* Requirements *
Gather each line of the entries below that includes "TASA".

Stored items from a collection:
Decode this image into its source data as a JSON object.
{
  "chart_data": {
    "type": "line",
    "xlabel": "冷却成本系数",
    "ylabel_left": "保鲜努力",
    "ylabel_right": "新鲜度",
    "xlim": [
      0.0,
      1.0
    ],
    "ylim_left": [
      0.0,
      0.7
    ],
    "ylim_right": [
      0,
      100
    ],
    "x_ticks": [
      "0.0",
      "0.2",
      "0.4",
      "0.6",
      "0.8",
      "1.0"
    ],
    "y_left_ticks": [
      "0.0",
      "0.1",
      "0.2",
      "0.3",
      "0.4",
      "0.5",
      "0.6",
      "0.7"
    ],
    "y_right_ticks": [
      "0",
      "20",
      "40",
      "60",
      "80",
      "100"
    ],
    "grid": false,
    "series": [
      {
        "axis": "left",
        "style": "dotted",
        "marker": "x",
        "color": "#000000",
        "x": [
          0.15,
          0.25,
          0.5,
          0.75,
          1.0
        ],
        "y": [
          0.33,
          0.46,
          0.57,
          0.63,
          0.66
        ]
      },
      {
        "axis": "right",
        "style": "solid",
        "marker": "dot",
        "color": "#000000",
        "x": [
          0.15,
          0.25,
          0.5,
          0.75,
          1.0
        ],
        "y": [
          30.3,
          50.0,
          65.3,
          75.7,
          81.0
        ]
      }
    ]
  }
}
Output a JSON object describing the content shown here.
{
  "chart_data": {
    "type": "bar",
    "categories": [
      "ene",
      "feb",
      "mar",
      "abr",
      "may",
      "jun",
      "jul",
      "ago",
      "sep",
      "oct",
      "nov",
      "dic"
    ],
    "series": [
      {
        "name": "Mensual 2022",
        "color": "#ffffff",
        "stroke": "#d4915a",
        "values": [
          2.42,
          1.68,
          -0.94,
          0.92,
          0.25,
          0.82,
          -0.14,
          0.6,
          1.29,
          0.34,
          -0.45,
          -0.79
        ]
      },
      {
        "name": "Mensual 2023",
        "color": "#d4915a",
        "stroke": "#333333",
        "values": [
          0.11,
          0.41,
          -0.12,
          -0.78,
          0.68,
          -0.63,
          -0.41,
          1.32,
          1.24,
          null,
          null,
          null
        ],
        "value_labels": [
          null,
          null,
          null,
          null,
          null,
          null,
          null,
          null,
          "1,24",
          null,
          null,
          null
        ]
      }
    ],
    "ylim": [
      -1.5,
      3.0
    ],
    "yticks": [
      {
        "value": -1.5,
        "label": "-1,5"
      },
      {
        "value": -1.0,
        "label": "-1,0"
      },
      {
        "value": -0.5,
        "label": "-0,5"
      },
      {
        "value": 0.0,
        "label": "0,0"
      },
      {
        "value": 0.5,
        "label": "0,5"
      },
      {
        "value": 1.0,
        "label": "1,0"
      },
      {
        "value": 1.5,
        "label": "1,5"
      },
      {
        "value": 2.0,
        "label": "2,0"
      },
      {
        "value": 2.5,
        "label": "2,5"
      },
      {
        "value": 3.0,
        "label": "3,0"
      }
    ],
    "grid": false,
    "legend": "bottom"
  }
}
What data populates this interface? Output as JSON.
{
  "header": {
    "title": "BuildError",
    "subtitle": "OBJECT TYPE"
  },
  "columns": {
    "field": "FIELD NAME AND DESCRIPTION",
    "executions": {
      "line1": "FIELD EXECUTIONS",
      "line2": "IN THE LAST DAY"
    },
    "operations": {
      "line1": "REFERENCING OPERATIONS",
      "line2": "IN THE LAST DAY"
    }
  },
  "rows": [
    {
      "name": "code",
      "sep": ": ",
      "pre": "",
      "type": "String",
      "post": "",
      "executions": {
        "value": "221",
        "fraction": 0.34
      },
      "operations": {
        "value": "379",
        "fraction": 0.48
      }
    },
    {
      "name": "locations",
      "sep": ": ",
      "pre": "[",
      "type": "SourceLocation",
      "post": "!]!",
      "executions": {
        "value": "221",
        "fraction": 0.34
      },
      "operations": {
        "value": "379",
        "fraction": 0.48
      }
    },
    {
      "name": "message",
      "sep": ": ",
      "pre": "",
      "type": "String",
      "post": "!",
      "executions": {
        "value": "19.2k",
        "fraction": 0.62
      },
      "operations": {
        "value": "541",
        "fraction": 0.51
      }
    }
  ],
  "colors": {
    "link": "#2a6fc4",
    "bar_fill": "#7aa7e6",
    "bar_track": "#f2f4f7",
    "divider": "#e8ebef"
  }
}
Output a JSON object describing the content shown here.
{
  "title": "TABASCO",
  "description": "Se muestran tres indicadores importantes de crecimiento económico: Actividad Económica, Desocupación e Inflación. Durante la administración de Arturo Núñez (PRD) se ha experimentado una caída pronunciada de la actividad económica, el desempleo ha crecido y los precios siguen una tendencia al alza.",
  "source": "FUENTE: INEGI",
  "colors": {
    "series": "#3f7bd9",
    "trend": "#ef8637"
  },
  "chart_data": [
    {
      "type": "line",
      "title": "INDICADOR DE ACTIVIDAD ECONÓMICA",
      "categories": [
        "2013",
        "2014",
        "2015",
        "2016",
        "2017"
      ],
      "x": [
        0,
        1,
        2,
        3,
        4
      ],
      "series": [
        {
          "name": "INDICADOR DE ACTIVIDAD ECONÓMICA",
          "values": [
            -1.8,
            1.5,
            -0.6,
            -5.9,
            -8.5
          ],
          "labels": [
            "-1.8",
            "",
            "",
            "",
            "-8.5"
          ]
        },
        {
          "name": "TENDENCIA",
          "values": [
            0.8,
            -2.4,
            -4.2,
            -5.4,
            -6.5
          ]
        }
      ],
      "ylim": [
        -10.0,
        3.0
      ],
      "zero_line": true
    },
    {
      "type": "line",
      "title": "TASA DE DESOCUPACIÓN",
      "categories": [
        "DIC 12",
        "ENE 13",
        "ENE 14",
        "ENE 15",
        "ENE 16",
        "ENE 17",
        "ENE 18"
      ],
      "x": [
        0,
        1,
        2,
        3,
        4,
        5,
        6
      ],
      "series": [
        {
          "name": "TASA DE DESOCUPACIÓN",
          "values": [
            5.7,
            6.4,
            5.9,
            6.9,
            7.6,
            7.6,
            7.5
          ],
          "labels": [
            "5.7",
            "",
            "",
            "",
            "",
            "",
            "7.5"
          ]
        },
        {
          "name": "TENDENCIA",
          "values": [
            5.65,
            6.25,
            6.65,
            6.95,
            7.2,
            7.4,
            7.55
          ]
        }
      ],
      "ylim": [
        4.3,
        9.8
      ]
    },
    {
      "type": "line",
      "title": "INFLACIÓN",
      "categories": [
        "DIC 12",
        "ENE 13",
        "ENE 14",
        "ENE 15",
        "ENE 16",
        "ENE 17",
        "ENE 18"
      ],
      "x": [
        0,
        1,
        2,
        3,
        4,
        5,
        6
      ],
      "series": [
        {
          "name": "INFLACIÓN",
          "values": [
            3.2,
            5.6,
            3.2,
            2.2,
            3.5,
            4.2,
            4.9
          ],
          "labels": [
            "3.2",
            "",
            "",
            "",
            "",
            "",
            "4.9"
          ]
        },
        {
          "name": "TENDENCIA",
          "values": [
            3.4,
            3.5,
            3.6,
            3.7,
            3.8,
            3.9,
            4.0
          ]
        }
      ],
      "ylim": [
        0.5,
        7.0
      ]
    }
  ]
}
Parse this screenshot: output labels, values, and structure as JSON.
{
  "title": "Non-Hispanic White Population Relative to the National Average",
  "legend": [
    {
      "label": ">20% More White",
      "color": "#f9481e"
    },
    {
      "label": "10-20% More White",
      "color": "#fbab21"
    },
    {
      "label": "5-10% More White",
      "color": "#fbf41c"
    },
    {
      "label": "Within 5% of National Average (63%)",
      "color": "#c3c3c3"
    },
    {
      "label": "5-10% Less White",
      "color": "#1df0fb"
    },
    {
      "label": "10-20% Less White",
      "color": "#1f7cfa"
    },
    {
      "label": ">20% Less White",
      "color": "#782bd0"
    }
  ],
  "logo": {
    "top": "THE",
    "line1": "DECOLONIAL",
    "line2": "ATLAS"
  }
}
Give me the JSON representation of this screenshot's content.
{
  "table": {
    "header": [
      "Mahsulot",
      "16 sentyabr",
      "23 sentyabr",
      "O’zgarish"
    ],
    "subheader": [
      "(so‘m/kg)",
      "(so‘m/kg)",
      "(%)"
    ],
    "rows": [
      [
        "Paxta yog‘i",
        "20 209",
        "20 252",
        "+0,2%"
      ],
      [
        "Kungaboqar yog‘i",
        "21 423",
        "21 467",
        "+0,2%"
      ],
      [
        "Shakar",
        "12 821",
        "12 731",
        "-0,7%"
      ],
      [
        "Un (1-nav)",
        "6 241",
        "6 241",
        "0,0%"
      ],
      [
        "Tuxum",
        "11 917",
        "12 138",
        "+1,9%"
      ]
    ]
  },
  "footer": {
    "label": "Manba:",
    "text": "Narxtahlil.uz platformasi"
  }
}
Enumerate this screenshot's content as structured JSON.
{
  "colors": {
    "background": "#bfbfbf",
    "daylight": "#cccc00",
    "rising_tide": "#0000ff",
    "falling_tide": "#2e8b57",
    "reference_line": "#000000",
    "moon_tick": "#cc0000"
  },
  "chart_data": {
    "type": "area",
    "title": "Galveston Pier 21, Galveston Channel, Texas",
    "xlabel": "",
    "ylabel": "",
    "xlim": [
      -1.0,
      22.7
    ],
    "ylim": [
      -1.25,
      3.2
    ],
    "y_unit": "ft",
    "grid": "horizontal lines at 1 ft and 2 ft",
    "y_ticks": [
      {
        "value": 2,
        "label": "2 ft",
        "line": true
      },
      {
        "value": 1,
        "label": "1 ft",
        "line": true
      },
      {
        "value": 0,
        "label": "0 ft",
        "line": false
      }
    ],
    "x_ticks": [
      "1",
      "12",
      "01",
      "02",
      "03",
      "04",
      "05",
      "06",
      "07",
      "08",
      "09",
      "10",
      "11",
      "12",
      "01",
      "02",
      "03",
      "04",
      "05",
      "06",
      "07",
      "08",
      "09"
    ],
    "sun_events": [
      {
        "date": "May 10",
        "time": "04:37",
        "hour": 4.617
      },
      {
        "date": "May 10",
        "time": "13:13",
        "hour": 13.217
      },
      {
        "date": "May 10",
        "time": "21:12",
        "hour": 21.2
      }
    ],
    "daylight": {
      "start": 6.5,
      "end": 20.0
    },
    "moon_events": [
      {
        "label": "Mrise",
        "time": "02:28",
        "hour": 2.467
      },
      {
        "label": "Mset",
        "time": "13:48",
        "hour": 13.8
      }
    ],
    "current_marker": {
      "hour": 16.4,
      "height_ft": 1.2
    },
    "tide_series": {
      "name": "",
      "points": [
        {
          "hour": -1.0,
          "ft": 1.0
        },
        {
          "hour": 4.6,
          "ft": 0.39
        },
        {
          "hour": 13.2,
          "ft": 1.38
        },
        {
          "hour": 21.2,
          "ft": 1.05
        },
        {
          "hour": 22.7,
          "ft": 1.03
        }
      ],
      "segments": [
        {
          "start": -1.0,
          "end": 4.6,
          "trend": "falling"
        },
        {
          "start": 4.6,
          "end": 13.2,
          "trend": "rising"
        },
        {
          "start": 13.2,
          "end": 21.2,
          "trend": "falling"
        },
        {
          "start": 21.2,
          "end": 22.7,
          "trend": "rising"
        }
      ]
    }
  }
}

* Worked solution *
      "title": "TASA DE DESOCUPACIÓN",
          "name": "TASA DE DESOCUPACIÓN",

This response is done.